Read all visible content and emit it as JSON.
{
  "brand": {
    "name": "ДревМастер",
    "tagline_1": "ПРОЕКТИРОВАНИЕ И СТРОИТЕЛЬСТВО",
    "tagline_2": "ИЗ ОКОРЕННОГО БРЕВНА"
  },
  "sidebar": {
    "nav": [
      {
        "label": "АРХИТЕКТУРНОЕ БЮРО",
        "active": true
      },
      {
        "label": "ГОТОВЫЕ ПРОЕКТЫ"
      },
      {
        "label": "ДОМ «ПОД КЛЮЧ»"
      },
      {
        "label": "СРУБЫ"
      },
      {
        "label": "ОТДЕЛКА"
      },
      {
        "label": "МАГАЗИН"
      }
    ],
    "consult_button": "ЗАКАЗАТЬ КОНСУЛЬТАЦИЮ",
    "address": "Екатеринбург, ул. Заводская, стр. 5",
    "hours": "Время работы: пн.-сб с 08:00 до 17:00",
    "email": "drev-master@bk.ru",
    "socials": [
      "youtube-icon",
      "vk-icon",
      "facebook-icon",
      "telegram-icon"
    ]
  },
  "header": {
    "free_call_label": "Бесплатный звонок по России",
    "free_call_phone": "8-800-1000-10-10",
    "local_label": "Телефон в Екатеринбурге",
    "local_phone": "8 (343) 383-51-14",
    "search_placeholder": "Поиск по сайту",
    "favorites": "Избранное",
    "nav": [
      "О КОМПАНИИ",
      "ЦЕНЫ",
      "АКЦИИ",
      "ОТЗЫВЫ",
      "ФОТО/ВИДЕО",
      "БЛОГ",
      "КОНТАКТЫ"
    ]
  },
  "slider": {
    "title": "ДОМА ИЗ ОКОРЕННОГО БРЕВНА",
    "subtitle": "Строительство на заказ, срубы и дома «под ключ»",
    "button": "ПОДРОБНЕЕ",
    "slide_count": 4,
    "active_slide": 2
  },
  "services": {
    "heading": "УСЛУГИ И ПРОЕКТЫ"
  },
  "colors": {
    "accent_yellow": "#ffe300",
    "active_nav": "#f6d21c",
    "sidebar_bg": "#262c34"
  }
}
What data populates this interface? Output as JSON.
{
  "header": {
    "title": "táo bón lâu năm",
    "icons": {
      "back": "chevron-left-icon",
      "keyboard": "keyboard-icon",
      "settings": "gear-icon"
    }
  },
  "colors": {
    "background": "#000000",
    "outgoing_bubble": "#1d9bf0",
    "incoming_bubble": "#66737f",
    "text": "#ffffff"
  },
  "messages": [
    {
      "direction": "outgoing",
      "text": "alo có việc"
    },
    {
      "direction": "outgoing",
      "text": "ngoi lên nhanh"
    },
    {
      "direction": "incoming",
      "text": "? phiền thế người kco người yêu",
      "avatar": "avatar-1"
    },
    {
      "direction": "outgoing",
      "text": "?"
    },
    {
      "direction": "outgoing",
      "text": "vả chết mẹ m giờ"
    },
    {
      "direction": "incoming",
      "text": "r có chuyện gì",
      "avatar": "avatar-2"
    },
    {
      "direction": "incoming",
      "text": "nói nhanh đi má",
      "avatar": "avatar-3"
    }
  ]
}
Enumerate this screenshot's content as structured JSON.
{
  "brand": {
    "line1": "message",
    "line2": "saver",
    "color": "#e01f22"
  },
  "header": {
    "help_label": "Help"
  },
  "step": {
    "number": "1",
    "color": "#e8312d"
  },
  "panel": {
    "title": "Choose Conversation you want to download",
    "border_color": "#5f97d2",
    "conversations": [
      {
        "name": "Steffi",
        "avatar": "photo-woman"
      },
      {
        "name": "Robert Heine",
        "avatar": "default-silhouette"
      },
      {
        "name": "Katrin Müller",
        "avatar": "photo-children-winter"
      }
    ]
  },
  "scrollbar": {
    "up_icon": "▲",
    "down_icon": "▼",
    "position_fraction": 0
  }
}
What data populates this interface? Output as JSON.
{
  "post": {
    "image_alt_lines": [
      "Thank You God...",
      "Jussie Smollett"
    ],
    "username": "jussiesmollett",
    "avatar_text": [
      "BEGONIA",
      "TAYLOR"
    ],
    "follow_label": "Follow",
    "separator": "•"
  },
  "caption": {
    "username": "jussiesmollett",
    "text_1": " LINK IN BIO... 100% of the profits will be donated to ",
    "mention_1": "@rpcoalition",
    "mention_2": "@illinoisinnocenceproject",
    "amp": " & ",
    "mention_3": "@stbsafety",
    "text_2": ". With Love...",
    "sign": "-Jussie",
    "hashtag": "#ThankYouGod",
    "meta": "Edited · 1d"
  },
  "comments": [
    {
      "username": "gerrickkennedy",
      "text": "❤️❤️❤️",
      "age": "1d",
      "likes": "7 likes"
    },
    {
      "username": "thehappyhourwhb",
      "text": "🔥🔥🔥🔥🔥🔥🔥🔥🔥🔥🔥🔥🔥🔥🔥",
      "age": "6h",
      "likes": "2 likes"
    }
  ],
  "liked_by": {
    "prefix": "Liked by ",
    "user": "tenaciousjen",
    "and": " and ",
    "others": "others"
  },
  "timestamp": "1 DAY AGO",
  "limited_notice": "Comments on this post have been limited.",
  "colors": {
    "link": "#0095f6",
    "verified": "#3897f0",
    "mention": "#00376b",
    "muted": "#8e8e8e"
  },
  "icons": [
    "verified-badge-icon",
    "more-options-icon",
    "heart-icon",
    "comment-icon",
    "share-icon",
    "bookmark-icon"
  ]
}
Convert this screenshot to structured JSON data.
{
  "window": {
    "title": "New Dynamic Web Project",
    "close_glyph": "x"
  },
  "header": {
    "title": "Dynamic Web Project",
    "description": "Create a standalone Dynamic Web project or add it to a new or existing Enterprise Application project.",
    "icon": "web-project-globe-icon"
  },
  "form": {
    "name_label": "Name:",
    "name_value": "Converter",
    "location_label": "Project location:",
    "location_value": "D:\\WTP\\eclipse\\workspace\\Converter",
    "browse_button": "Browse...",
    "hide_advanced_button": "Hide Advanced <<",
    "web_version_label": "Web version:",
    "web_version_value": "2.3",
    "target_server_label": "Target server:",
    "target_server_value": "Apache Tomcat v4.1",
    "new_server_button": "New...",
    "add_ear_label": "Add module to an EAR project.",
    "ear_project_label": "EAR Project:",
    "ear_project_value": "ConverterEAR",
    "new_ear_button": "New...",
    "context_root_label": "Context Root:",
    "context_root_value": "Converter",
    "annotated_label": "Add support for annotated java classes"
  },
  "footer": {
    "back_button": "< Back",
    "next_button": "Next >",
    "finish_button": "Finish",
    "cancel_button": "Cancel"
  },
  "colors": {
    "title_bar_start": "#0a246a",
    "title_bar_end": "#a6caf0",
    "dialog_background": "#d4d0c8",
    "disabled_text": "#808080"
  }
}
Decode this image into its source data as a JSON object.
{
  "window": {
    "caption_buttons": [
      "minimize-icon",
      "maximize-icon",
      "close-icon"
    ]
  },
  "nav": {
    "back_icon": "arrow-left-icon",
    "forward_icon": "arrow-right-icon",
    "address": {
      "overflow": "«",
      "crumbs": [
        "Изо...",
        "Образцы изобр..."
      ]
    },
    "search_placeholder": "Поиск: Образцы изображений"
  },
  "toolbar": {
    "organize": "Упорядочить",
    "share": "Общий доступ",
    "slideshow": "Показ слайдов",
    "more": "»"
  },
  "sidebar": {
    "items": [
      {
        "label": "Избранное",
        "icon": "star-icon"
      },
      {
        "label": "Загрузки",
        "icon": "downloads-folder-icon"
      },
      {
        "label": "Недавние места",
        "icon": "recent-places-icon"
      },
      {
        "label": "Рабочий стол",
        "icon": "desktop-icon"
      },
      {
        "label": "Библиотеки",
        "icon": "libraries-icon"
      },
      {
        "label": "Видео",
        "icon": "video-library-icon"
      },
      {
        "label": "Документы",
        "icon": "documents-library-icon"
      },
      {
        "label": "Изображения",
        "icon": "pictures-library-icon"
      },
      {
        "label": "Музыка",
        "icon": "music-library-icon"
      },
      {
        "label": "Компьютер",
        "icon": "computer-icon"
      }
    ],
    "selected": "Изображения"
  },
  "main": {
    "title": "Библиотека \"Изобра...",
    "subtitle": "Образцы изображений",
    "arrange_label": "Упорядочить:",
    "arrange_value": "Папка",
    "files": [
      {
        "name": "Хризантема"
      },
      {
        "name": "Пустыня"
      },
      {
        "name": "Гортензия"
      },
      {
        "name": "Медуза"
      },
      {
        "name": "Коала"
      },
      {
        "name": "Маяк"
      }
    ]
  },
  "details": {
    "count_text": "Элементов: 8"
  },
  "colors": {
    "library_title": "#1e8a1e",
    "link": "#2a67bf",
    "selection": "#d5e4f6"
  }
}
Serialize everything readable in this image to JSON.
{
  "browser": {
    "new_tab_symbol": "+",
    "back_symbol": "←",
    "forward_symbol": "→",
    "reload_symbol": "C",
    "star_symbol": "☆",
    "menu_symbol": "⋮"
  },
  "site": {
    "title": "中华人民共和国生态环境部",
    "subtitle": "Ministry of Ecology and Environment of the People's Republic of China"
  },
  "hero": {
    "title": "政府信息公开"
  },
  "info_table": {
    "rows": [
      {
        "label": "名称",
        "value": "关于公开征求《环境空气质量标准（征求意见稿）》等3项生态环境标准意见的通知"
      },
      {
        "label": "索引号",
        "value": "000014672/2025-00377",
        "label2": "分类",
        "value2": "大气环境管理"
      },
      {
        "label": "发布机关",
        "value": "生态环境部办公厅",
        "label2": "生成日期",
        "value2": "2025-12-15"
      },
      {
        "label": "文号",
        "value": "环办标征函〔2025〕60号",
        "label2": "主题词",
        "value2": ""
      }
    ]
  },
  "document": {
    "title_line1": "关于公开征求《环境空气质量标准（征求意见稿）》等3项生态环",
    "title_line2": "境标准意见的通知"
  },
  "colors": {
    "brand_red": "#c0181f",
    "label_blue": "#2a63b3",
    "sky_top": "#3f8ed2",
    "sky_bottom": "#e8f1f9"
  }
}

******

▸ **AIM**
Count how many lines contain "content" and give only that count.

▸ **RIGHT ANSWER**
2